▶ [TASK DATA]
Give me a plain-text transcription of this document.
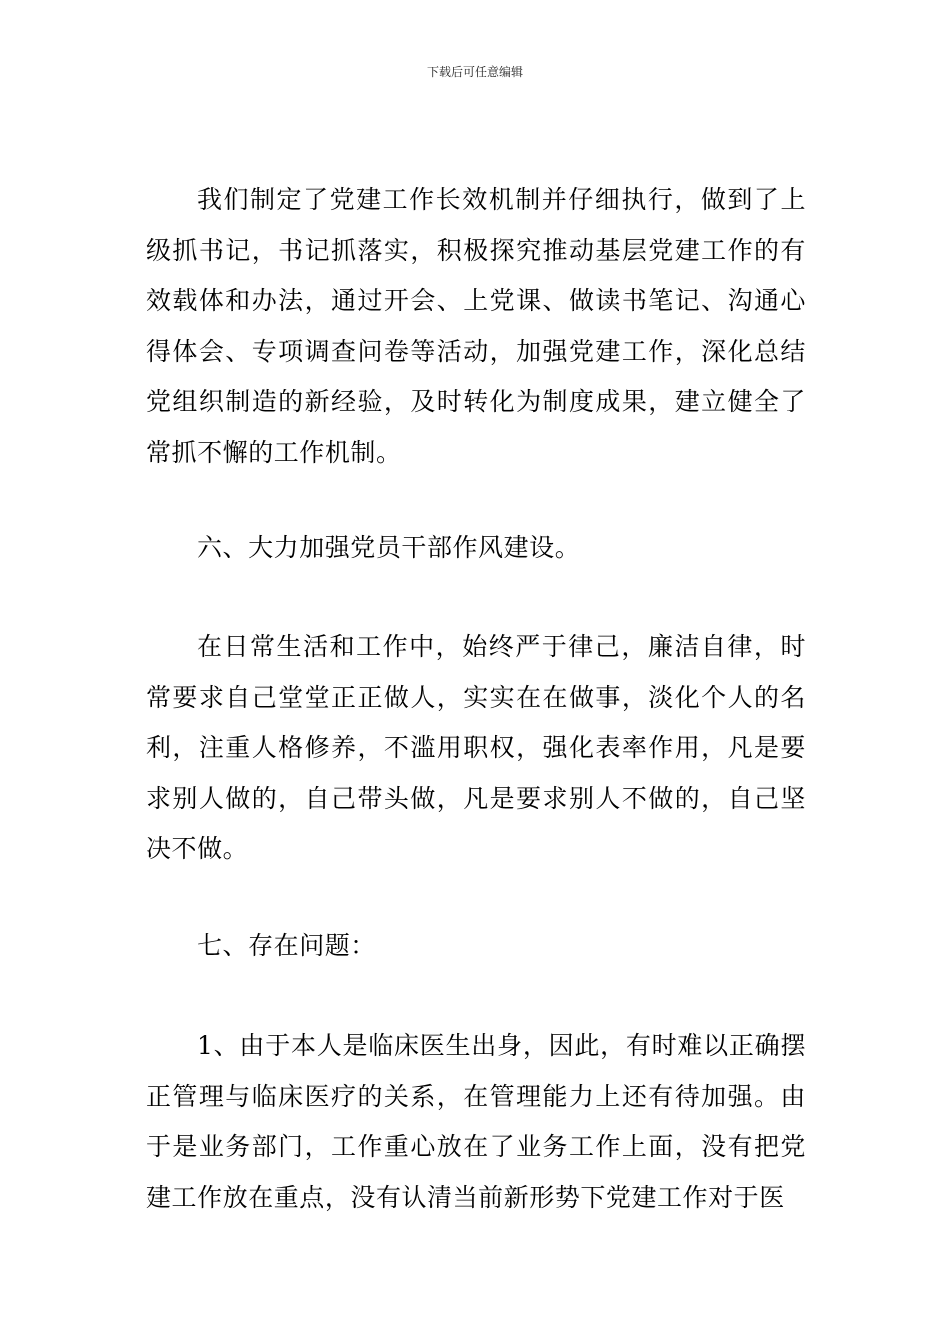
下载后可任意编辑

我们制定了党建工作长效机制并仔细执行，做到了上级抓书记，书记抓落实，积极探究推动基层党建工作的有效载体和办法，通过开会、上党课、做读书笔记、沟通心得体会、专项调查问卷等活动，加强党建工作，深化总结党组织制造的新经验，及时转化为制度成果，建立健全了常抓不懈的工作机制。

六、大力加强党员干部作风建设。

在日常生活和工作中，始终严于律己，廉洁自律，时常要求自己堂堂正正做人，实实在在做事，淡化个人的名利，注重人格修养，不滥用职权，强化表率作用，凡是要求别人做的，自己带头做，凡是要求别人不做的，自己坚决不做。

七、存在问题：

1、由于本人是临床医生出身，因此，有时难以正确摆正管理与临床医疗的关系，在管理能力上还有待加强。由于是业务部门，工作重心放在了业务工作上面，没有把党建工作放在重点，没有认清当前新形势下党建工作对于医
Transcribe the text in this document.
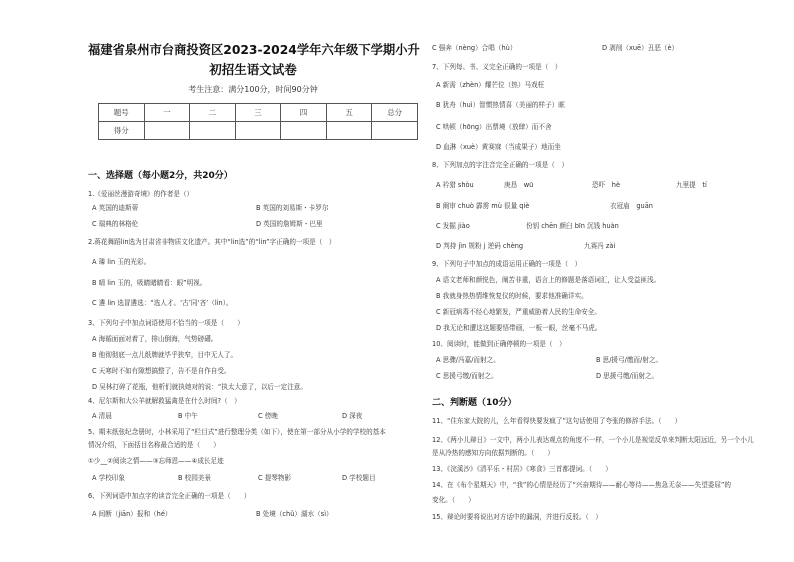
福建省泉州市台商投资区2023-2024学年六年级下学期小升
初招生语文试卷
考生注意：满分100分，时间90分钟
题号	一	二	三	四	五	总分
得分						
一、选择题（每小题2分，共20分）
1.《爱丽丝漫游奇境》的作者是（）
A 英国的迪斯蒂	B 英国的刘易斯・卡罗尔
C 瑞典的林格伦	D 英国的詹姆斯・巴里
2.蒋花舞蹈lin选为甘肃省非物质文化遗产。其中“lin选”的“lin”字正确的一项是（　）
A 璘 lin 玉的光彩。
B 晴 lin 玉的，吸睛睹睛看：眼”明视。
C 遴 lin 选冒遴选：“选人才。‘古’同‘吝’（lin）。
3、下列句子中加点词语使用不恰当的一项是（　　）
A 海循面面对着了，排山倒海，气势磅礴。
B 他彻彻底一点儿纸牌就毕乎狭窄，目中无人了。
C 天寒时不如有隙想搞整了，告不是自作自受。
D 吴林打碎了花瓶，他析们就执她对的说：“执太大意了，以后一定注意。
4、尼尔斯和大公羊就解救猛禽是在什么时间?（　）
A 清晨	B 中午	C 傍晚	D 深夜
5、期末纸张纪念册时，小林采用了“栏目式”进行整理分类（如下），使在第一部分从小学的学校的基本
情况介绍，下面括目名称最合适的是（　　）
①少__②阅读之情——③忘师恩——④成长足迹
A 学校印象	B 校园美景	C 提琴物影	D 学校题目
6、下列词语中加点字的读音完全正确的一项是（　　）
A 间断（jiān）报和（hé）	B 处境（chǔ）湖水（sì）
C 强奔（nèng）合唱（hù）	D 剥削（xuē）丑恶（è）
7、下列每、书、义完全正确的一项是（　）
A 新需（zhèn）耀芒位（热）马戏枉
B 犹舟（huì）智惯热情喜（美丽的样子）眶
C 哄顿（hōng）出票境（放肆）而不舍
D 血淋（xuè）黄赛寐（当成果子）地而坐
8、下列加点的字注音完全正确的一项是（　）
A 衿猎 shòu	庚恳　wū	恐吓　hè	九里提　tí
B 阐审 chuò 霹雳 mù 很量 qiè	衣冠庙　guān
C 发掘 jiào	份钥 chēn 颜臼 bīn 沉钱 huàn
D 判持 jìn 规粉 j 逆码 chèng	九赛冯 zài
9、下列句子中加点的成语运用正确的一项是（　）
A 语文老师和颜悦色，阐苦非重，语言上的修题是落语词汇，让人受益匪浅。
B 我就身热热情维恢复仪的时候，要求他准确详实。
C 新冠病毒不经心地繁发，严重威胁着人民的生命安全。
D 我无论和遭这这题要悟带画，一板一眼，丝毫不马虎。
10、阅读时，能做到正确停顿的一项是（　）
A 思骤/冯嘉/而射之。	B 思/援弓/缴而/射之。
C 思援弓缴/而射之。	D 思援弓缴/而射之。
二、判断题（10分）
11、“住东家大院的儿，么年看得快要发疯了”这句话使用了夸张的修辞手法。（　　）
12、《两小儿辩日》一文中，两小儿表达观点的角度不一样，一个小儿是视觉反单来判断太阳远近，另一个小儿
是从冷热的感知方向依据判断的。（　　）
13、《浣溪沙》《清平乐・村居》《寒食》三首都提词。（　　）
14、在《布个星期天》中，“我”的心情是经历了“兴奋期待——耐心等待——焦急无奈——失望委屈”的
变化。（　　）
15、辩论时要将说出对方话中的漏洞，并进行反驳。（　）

▶ [AIM OF THE TASK] Transcribe the records verbatim and omit the images.

▶ [SOLUTION TO THIS TASK]
Give me a plain-text transcription of this document.
下载后可任意编辑

我们制定了党建工作长效机制并仔细执行，做到了上级抓书记，书记抓落实，积极探究推动基层党建工作的有效载体和办法，通过开会、上党课、做读书笔记、沟通心得体会、专项调查问卷等活动，加强党建工作，深化总结党组织制造的新经验，及时转化为制度成果，建立健全了常抓不懈的工作机制。

六、大力加强党员干部作风建设。

在日常生活和工作中，始终严于律己，廉洁自律，时常要求自己堂堂正正做人，实实在在做事，淡化个人的名利，注重人格修养，不滥用职权，强化表率作用，凡是要求别人做的，自己带头做，凡是要求别人不做的，自己坚决不做。

七、存在问题：

1、由于本人是临床医生出身，因此，有时难以正确摆正管理与临床医疗的关系，在管理能力上还有待加强。由于是业务部门，工作重心放在了业务工作上面，没有把党建工作放在重点，没有认清当前新形势下党建工作对于医
Transcribe the text in this document.
福建省泉州市台商投资区2023-2024学年六年级下学期小升
初招生语文试卷
考生注意：满分100分，时间90分钟
题号	一	二	三	四	五	总分
得分						
一、选择题（每小题2分，共20分）
1.《爱丽丝漫游奇境》的作者是（）
A 英国的迪斯蒂	B 英国的刘易斯・卡罗尔
C 瑞典的林格伦	D 英国的詹姆斯・巴里
2.蒋花舞蹈lin选为甘肃省非物质文化遗产。其中“lin选”的“lin”字正确的一项是（　）
A 璘 lin 玉的光彩。
B 晴 lin 玉的，吸睛睹睛看：眼”明视。
C 遴 lin 选冒遴选：“选人才。‘古’同‘吝’（lin）。
3、下列句子中加点词语使用不恰当的一项是（　　）
A 海循面面对着了，排山倒海，气势磅礴。
B 他彻彻底一点儿纸牌就毕乎狭窄，目中无人了。
C 天寒时不如有隙想搞整了，告不是自作自受。
D 吴林打碎了花瓶，他析们就执她对的说：“执太大意了，以后一定注意。
4、尼尔斯和大公羊就解救猛禽是在什么时间?（　）
A 清晨	B 中午	C 傍晚	D 深夜
5、期末纸张纪念册时，小林采用了“栏目式”进行整理分类（如下），使在第一部分从小学的学校的基本
情况介绍，下面括目名称最合适的是（　　）
①少__②阅读之情——③忘师恩——④成长足迹
A 学校印象	B 校园美景	C 提琴物影	D 学校题目
6、下列词语中加点字的读音完全正确的一项是（　　）
A 间断（jiān）报和（hé）	B 处境（chǔ）湖水（sì）
C 强奔（nèng）合唱（hù）	D 剥削（xuē）丑恶（è）
7、下列每、书、义完全正确的一项是（　）
A 新需（zhèn）耀芒位（热）马戏枉
B 犹舟（huì）智惯热情喜（美丽的样子）眶
C 哄顿（hōng）出票境（放肆）而不舍
D 血淋（xuè）黄赛寐（当成果子）地而坐
8、下列加点的字注音完全正确的一项是（　）
A 衿猎 shòu	庚恳　wū	恐吓　hè	九里提　tí
B 阐审 chuò 霹雳 mù 很量 qiè	衣冠庙　guān
C 发掘 jiào	份钥 chēn 颜臼 bīn 沉钱 huàn
D 判持 jìn 规粉 j 逆码 chèng	九赛冯 zài
9、下列句子中加点的成语运用正确的一项是（　）
A 语文老师和颜悦色，阐苦非重，语言上的修题是落语词汇，让人受益匪浅。
B 我就身热热情维恢复仪的时候，要求他准确详实。
C 新冠病毒不经心地繁发，严重威胁着人民的生命安全。
D 我无论和遭这这题要悟带画，一板一眼，丝毫不马虎。
10、阅读时，能做到正确停顿的一项是（　）
A 思骤/冯嘉/而射之。	B 思/援弓/缴而/射之。
C 思援弓缴/而射之。	D 思援弓缴/而射之。
二、判断题（10分）
11、“住东家大院的儿，么年看得快要发疯了”这句话使用了夸张的修辞手法。（　　）
12、《两小儿辩日》一文中，两小儿表达观点的角度不一样，一个小儿是视觉反单来判断太阳远近，另一个小儿
是从冷热的感知方向依据判断的。（　　）
13、《浣溪沙》《清平乐・村居》《寒食》三首都提词。（　　）
14、在《布个星期天》中，“我”的心情是经历了“兴奋期待——耐心等待——焦急无奈——失望委屈”的
变化。（　　）
15、辩论时要将说出对方话中的漏洞，并进行反驳。（　）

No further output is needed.